### Recorded data
###

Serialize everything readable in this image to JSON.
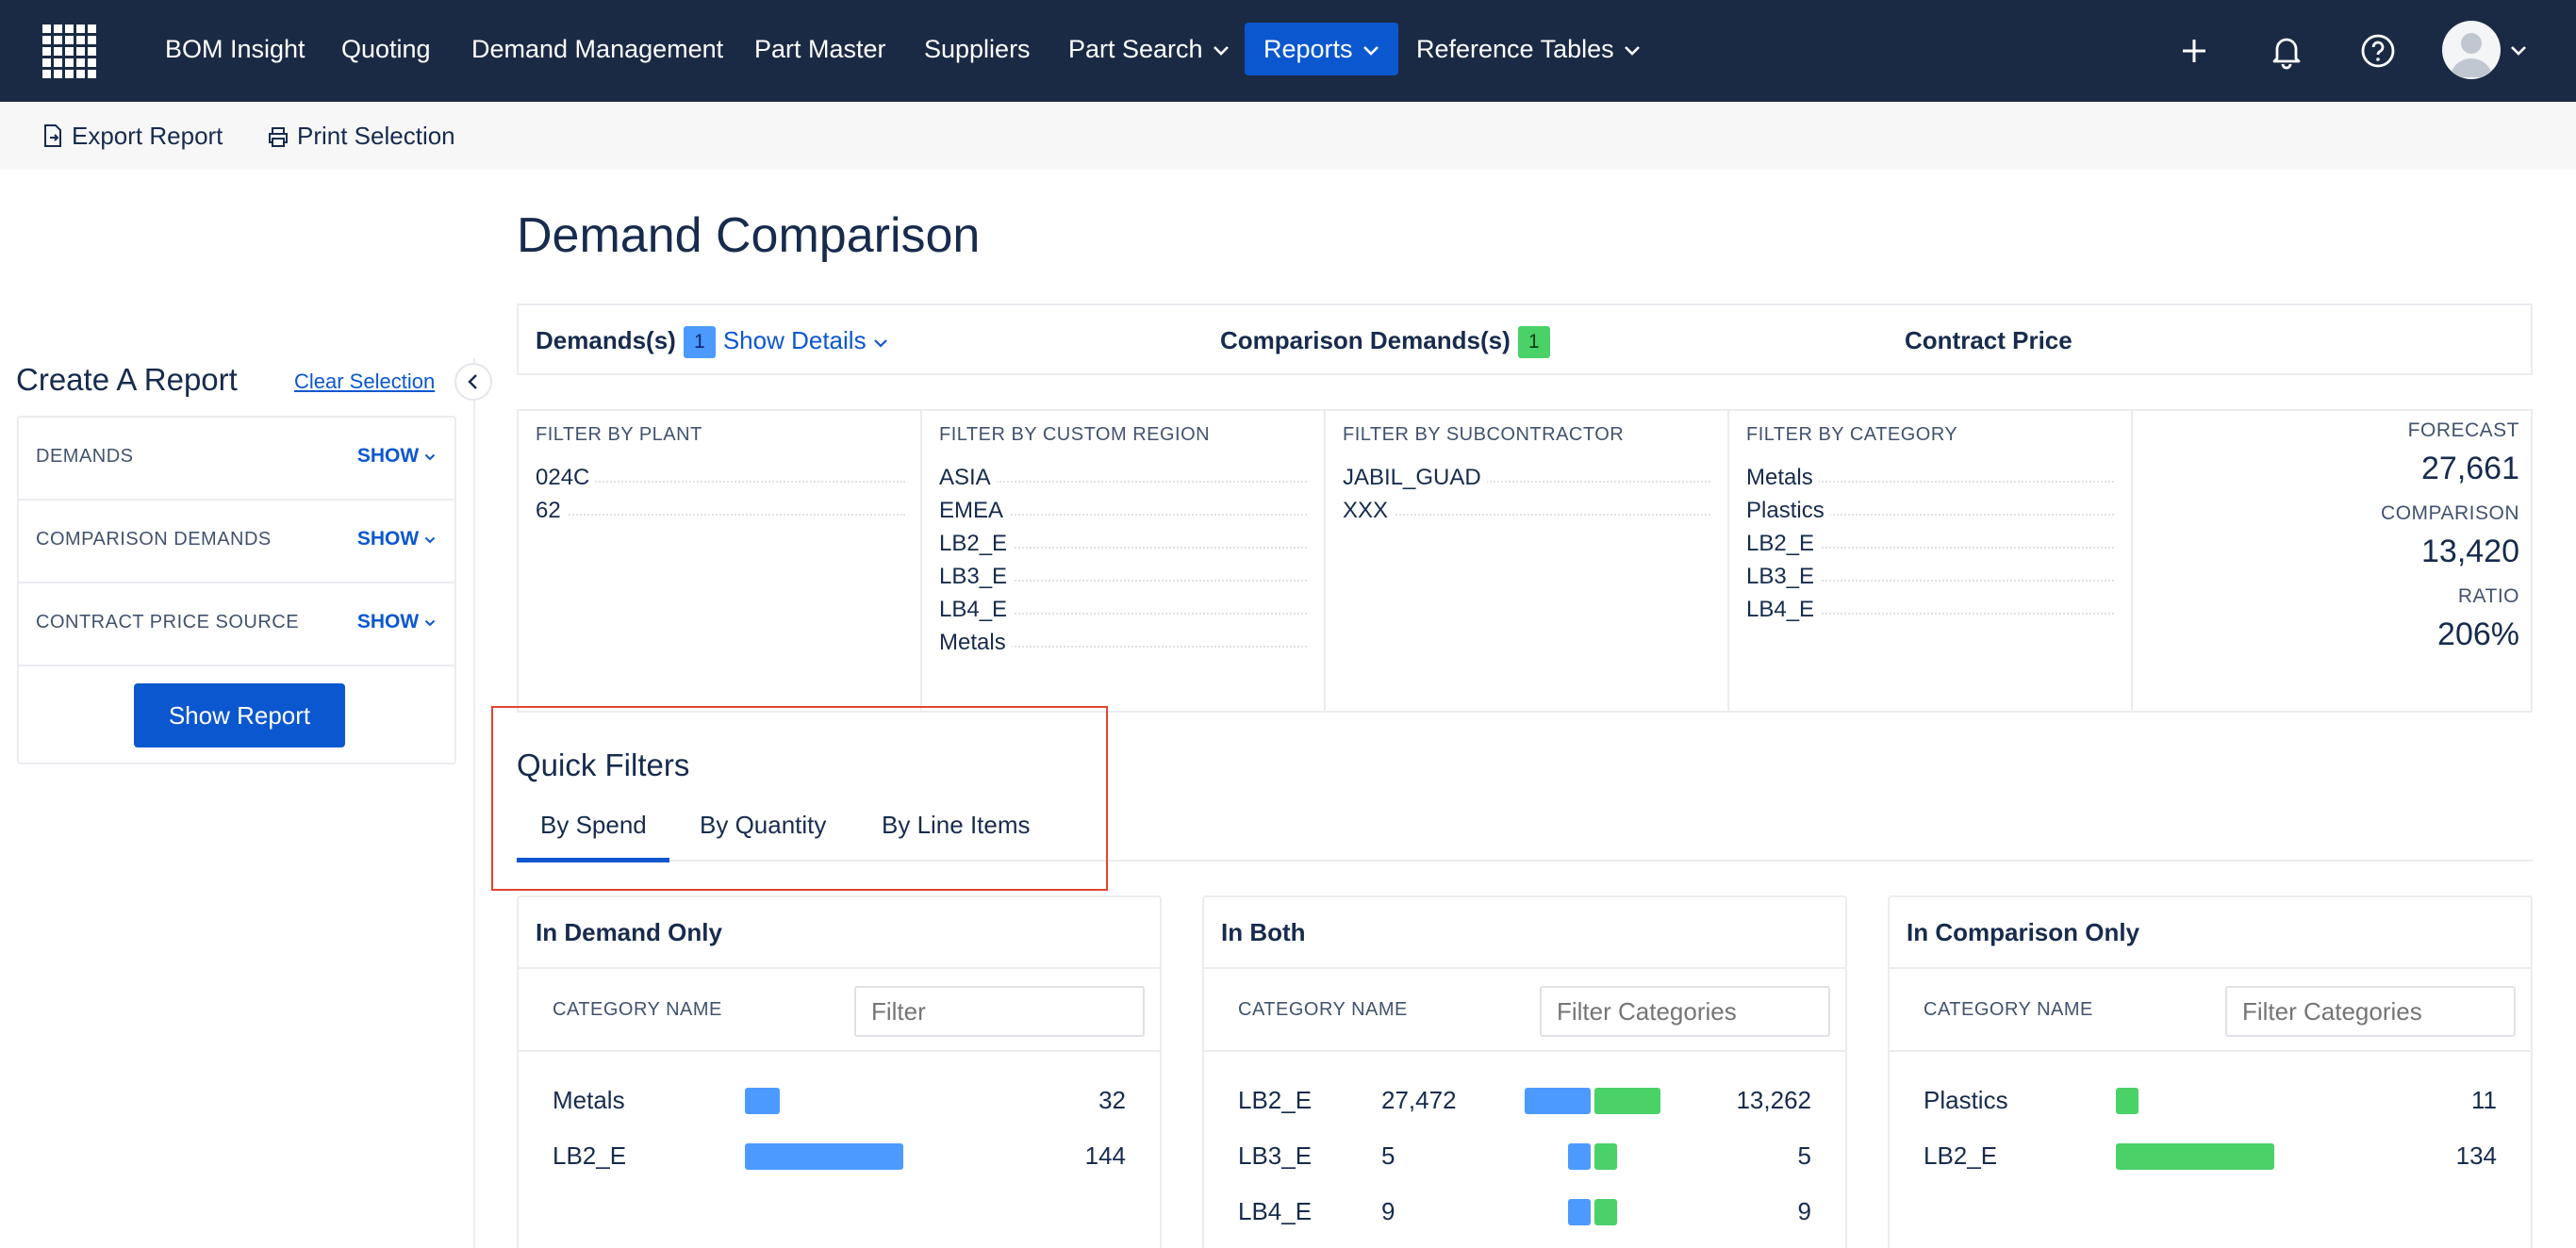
{
  "nav": {
    "items": [
      "BOM Insight",
      "Quoting",
      "Demand Management",
      "Part Master",
      "Suppliers",
      "Part Search",
      "Reports",
      "Reference Tables"
    ],
    "active": "Reports",
    "accent": "#0b57d0",
    "background": "#1b2a44"
  },
  "toolbar": {
    "export_label": "Export Report",
    "print_label": "Print Selection"
  },
  "sidebar": {
    "title": "Create A Report",
    "clear_label": "Clear Selection",
    "rows": [
      {
        "label": "DEMANDS",
        "action": "SHOW"
      },
      {
        "label": "COMPARISON DEMANDS",
        "action": "SHOW"
      },
      {
        "label": "CONTRACT PRICE SOURCE",
        "action": "SHOW"
      }
    ],
    "button_label": "Show Report"
  },
  "page": {
    "title": "Demand Comparison"
  },
  "summary": {
    "demands_label": "Demands(s)",
    "demands_count": "1",
    "show_details": "Show Details",
    "comparison_label": "Comparison Demands(s)",
    "comparison_count": "1",
    "contract_label": "Contract Price"
  },
  "filters": {
    "plant": {
      "heading": "FILTER BY PLANT",
      "items": [
        "024C",
        "62"
      ]
    },
    "region": {
      "heading": "FILTER BY CUSTOM REGION",
      "items": [
        "ASIA",
        "EMEA",
        "LB2_E",
        "LB3_E",
        "LB4_E",
        "Metals"
      ]
    },
    "subcontractor": {
      "heading": "FILTER BY SUBCONTRACTOR",
      "items": [
        "JABIL_GUAD",
        "XXX"
      ]
    },
    "category": {
      "heading": "FILTER BY CATEGORY",
      "items": [
        "Metals",
        "Plastics",
        "LB2_E",
        "LB3_E",
        "LB4_E"
      ]
    },
    "stats": {
      "forecast_label": "FORECAST",
      "forecast_value": "27,661",
      "comparison_label": "COMPARISON",
      "comparison_value": "13,420",
      "ratio_label": "RATIO",
      "ratio_value": "206%"
    }
  },
  "quick_filters": {
    "title": "Quick Filters",
    "tabs": [
      "By Spend",
      "By Quantity",
      "By Line Items"
    ],
    "active_tab": "By Spend"
  },
  "cards": {
    "demand_only": {
      "title": "In Demand Only",
      "column": "CATEGORY NAME",
      "placeholder": "Filter",
      "rows": [
        {
          "name": "Metals",
          "value": "32",
          "share": 0.22
        },
        {
          "name": "LB2_E",
          "value": "144",
          "share": 1.0
        }
      ]
    },
    "both": {
      "title": "In Both",
      "column": "CATEGORY NAME",
      "placeholder": "Filter Categories",
      "rows": [
        {
          "name": "LB2_E",
          "demand": "27,472",
          "comparison": "13,262",
          "demand_share": 1.0,
          "comparison_share": 1.0
        },
        {
          "name": "LB3_E",
          "demand": "5",
          "comparison": "5",
          "demand_share": 0.05,
          "comparison_share": 0.05
        },
        {
          "name": "LB4_E",
          "demand": "9",
          "comparison": "9",
          "demand_share": 0.05,
          "comparison_share": 0.05
        }
      ]
    },
    "comparison_only": {
      "title": "In Comparison Only",
      "column": "CATEGORY NAME",
      "placeholder": "Filter Categories",
      "rows": [
        {
          "name": "Plastics",
          "value": "11",
          "share": 0.13
        },
        {
          "name": "LB2_E",
          "value": "134",
          "share": 1.0
        }
      ]
    }
  },
  "colors": {
    "demand_bar": "#4c9aff",
    "comparison_bar": "#4ad167",
    "highlight": "#e2452f"
  }
}
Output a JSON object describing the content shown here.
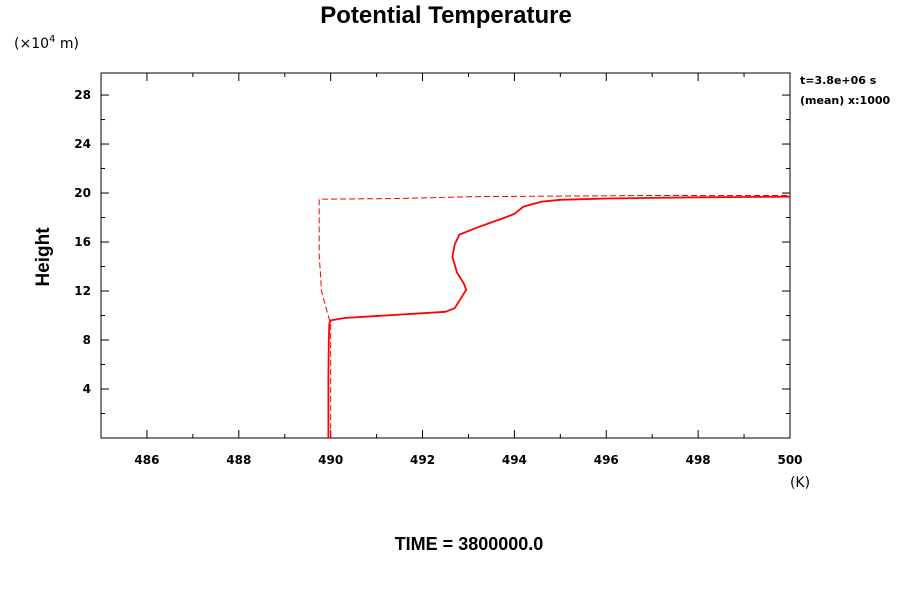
{
  "chart_data": {
    "type": "line",
    "title": "Potential Temperature",
    "ylabel": "Height",
    "y_unit": "(×10",
    "y_unit_exp": "4",
    "y_unit_tail": " m)",
    "x_unit": "(K)",
    "annotation_line1": "t=3.8e+06 s",
    "annotation_line2": "(mean) x:1000",
    "footer": "TIME = 3800000.0",
    "xlim": [
      485,
      500
    ],
    "ylim": [
      0,
      29.8
    ],
    "xticks": [
      486,
      488,
      490,
      492,
      494,
      496,
      498,
      500
    ],
    "xtick_labels": [
      "486",
      "488",
      "490",
      "492",
      "494",
      "496",
      "498",
      "500"
    ],
    "yticks": [
      4,
      8,
      12,
      16,
      20,
      24,
      28
    ],
    "ytick_labels": [
      "4",
      "8",
      "12",
      "16",
      "20",
      "24",
      "28"
    ],
    "line_color": "#ff0000",
    "series": [
      {
        "style": "solid",
        "x": [
          489.95,
          489.95,
          489.96,
          489.97,
          490.0,
          490.3,
          492.5,
          492.7,
          492.8,
          492.95,
          492.9,
          492.75,
          492.65,
          492.7,
          492.8,
          493.2,
          493.8,
          494.0,
          494.1,
          494.2,
          494.6,
          495.0,
          496.0,
          497.0,
          498.0,
          499.0,
          500.0
        ],
        "y": [
          0.0,
          5.0,
          8.0,
          9.3,
          9.6,
          9.8,
          10.3,
          10.6,
          11.2,
          12.1,
          12.6,
          13.5,
          14.8,
          15.8,
          16.6,
          17.2,
          18.0,
          18.3,
          18.6,
          18.9,
          19.3,
          19.45,
          19.55,
          19.6,
          19.65,
          19.68,
          19.7
        ]
      },
      {
        "style": "dashed",
        "x": [
          490.0,
          490.0,
          489.9,
          489.8,
          489.75,
          489.75,
          491.5,
          493.0,
          495.0,
          497.0,
          498.5,
          500.0
        ],
        "y": [
          0.0,
          9.3,
          10.6,
          12.0,
          15.0,
          19.5,
          19.55,
          19.7,
          19.75,
          19.8,
          19.8,
          19.8
        ]
      }
    ]
  }
}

###

### Brief
Using the records above, copy every line that has the word "title" in it.

### Correct answer
    "title": "Create A Report",
    "title": "Demand Comparison"
    "title": "Quick Filters",
      "title": "In Demand Only",
      "title": "In Both",
      "title": "In Comparison Only",
    "title": "Potential Temperature",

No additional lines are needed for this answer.